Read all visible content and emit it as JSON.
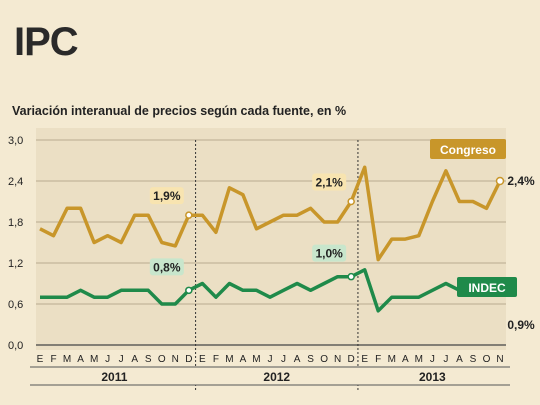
{
  "chart_data": {
    "type": "line",
    "title": "IPC",
    "subtitle": "Variación interanual de precios según cada fuente, en %",
    "ylim": [
      0,
      3.0
    ],
    "yticks": [
      "0,0",
      "0,6",
      "1,2",
      "1,8",
      "2,4",
      "3,0"
    ],
    "months": [
      "E",
      "F",
      "M",
      "A",
      "M",
      "J",
      "J",
      "A",
      "S",
      "O",
      "N",
      "D",
      "E",
      "F",
      "M",
      "A",
      "M",
      "J",
      "J",
      "A",
      "S",
      "O",
      "N",
      "D",
      "E",
      "F",
      "M",
      "A",
      "M",
      "J",
      "J",
      "A",
      "S",
      "O",
      "N"
    ],
    "years": [
      {
        "label": "2011",
        "start": 0,
        "end": 11
      },
      {
        "label": "2012",
        "start": 12,
        "end": 23
      },
      {
        "label": "2013",
        "start": 24,
        "end": 34
      }
    ],
    "grid": true,
    "series": [
      {
        "name": "Congreso",
        "color": "#c8962a",
        "values": [
          1.7,
          1.6,
          2.0,
          2.0,
          1.5,
          1.6,
          1.5,
          1.9,
          1.9,
          1.5,
          1.45,
          1.9,
          1.9,
          1.65,
          2.3,
          2.2,
          1.7,
          1.8,
          1.9,
          1.9,
          2.0,
          1.8,
          1.8,
          2.1,
          2.6,
          1.25,
          1.55,
          1.55,
          1.6,
          2.1,
          2.55,
          2.1,
          2.1,
          2.0,
          2.4
        ],
        "end_label": "2,4%"
      },
      {
        "name": "INDEC",
        "color": "#1f8a4a",
        "values": [
          0.7,
          0.7,
          0.7,
          0.8,
          0.7,
          0.7,
          0.8,
          0.8,
          0.8,
          0.6,
          0.6,
          0.8,
          0.9,
          0.7,
          0.9,
          0.8,
          0.8,
          0.7,
          0.8,
          0.9,
          0.8,
          0.9,
          1.0,
          1.0,
          1.1,
          0.5,
          0.7,
          0.7,
          0.7,
          0.8,
          0.9,
          0.8,
          0.8,
          0.9,
          0.9
        ],
        "end_label": "0,9%"
      }
    ],
    "annotations": [
      {
        "series": 0,
        "index": 11,
        "text": "1,9%"
      },
      {
        "series": 1,
        "index": 11,
        "text": "0,8%"
      },
      {
        "series": 0,
        "index": 23,
        "text": "2,1%"
      },
      {
        "series": 1,
        "index": 23,
        "text": "1,0%"
      }
    ]
  }
}
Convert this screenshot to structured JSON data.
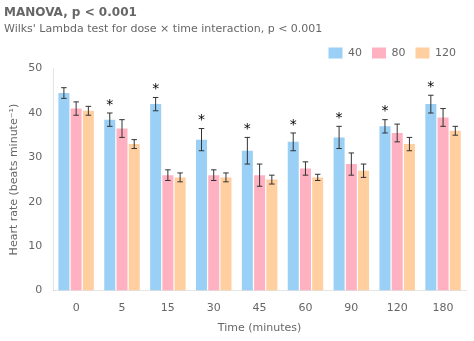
{
  "chart_data": {
    "type": "bar",
    "title": "MANOVA, p < 0.001",
    "subtitle": "Wilks' Lambda test for dose × time interaction, p < 0.001",
    "xlabel": "Time (minutes)",
    "ylabel": "Heart rate (beats minute⁻¹)",
    "categories": [
      "0",
      "5",
      "15",
      "30",
      "45",
      "60",
      "90",
      "120",
      "180"
    ],
    "series": [
      {
        "name": "40",
        "values": [
          44.5,
          38.5,
          42.0,
          34.0,
          31.5,
          33.5,
          34.5,
          37.0,
          42.0
        ],
        "errors": [
          1.2,
          1.5,
          1.5,
          2.5,
          3.0,
          2.0,
          2.5,
          1.5,
          2.0
        ]
      },
      {
        "name": "80",
        "values": [
          41.0,
          36.5,
          26.0,
          26.0,
          26.0,
          27.5,
          28.5,
          35.5,
          39.0
        ],
        "errors": [
          1.5,
          2.0,
          1.2,
          1.2,
          2.5,
          1.5,
          2.5,
          2.0,
          2.0
        ]
      },
      {
        "name": "120",
        "values": [
          40.5,
          33.0,
          25.5,
          25.5,
          25.0,
          25.5,
          27.0,
          33.0,
          36.0
        ],
        "errors": [
          1.0,
          1.0,
          1.0,
          1.0,
          1.0,
          0.7,
          1.5,
          1.5,
          1.0
        ]
      }
    ],
    "annotations": [
      {
        "text": "*",
        "series": "40",
        "category": "5"
      },
      {
        "text": "*",
        "series": "40",
        "category": "15"
      },
      {
        "text": "*",
        "series": "40",
        "category": "30"
      },
      {
        "text": "*",
        "series": "40",
        "category": "45"
      },
      {
        "text": "*",
        "series": "40",
        "category": "60"
      },
      {
        "text": "*",
        "series": "40",
        "category": "90"
      },
      {
        "text": "*",
        "series": "40",
        "category": "120"
      },
      {
        "text": "*",
        "series": "40",
        "category": "180"
      }
    ],
    "ylim": [
      0,
      50
    ],
    "yticks": [
      0,
      10,
      20,
      30,
      40,
      50
    ],
    "grid": false,
    "legend": "upper right"
  }
}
━━━━━━
WHAT IS NEEDED → Copy the records exactly as they appear, excluding images.

RESULT →
Read all visible content and emit it as JSON.
{
  "chart_data": {
    "type": "line",
    "title": "IPC",
    "subtitle": "Variación interanual de precios según cada fuente, en %",
    "ylim": [
      0,
      3.0
    ],
    "yticks": [
      "0,0",
      "0,6",
      "1,2",
      "1,8",
      "2,4",
      "3,0"
    ],
    "months": [
      "E",
      "F",
      "M",
      "A",
      "M",
      "J",
      "J",
      "A",
      "S",
      "O",
      "N",
      "D",
      "E",
      "F",
      "M",
      "A",
      "M",
      "J",
      "J",
      "A",
      "S",
      "O",
      "N",
      "D",
      "E",
      "F",
      "M",
      "A",
      "M",
      "J",
      "J",
      "A",
      "S",
      "O",
      "N"
    ],
    "years": [
      {
        "label": "2011",
        "start": 0,
        "end": 11
      },
      {
        "label": "2012",
        "start": 12,
        "end": 23
      },
      {
        "label": "2013",
        "start": 24,
        "end": 34
      }
    ],
    "grid": true,
    "series": [
      {
        "name": "Congreso",
        "color": "#c8962a",
        "values": [
          1.7,
          1.6,
          2.0,
          2.0,
          1.5,
          1.6,
          1.5,
          1.9,
          1.9,
          1.5,
          1.45,
          1.9,
          1.9,
          1.65,
          2.3,
          2.2,
          1.7,
          1.8,
          1.9,
          1.9,
          2.0,
          1.8,
          1.8,
          2.1,
          2.6,
          1.25,
          1.55,
          1.55,
          1.6,
          2.1,
          2.55,
          2.1,
          2.1,
          2.0,
          2.4
        ],
        "end_label": "2,4%"
      },
      {
        "name": "INDEC",
        "color": "#1f8a4a",
        "values": [
          0.7,
          0.7,
          0.7,
          0.8,
          0.7,
          0.7,
          0.8,
          0.8,
          0.8,
          0.6,
          0.6,
          0.8,
          0.9,
          0.7,
          0.9,
          0.8,
          0.8,
          0.7,
          0.8,
          0.9,
          0.8,
          0.9,
          1.0,
          1.0,
          1.1,
          0.5,
          0.7,
          0.7,
          0.7,
          0.8,
          0.9,
          0.8,
          0.8,
          0.9,
          0.9
        ],
        "end_label": "0,9%"
      }
    ],
    "annotations": [
      {
        "series": 0,
        "index": 11,
        "text": "1,9%"
      },
      {
        "series": 1,
        "index": 11,
        "text": "0,8%"
      },
      {
        "series": 0,
        "index": 23,
        "text": "2,1%"
      },
      {
        "series": 1,
        "index": 23,
        "text": "1,0%"
      }
    ]
  }
}
Convert this screenshot to structured JSON data.
{
  "chart_data": {
    "type": "bar",
    "title": "MANOVA, p < 0.001",
    "subtitle": "Wilks' Lambda test for dose × time interaction, p < 0.001",
    "xlabel": "Time (minutes)",
    "ylabel": "Heart rate (beats minute⁻¹)",
    "categories": [
      "0",
      "5",
      "15",
      "30",
      "45",
      "60",
      "90",
      "120",
      "180"
    ],
    "series": [
      {
        "name": "40",
        "values": [
          44.5,
          38.5,
          42.0,
          34.0,
          31.5,
          33.5,
          34.5,
          37.0,
          42.0
        ],
        "errors": [
          1.2,
          1.5,
          1.5,
          2.5,
          3.0,
          2.0,
          2.5,
          1.5,
          2.0
        ]
      },
      {
        "name": "80",
        "values": [
          41.0,
          36.5,
          26.0,
          26.0,
          26.0,
          27.5,
          28.5,
          35.5,
          39.0
        ],
        "errors": [
          1.5,
          2.0,
          1.2,
          1.2,
          2.5,
          1.5,
          2.5,
          2.0,
          2.0
        ]
      },
      {
        "name": "120",
        "values": [
          40.5,
          33.0,
          25.5,
          25.5,
          25.0,
          25.5,
          27.0,
          33.0,
          36.0
        ],
        "errors": [
          1.0,
          1.0,
          1.0,
          1.0,
          1.0,
          0.7,
          1.5,
          1.5,
          1.0
        ]
      }
    ],
    "annotations": [
      {
        "text": "*",
        "series": "40",
        "category": "5"
      },
      {
        "text": "*",
        "series": "40",
        "category": "15"
      },
      {
        "text": "*",
        "series": "40",
        "category": "30"
      },
      {
        "text": "*",
        "series": "40",
        "category": "45"
      },
      {
        "text": "*",
        "series": "40",
        "category": "60"
      },
      {
        "text": "*",
        "series": "40",
        "category": "90"
      },
      {
        "text": "*",
        "series": "40",
        "category": "120"
      },
      {
        "text": "*",
        "series": "40",
        "category": "180"
      }
    ],
    "ylim": [
      0,
      50
    ],
    "yticks": [
      0,
      10,
      20,
      30,
      40,
      50
    ],
    "grid": false,
    "legend": "upper right"
  }
}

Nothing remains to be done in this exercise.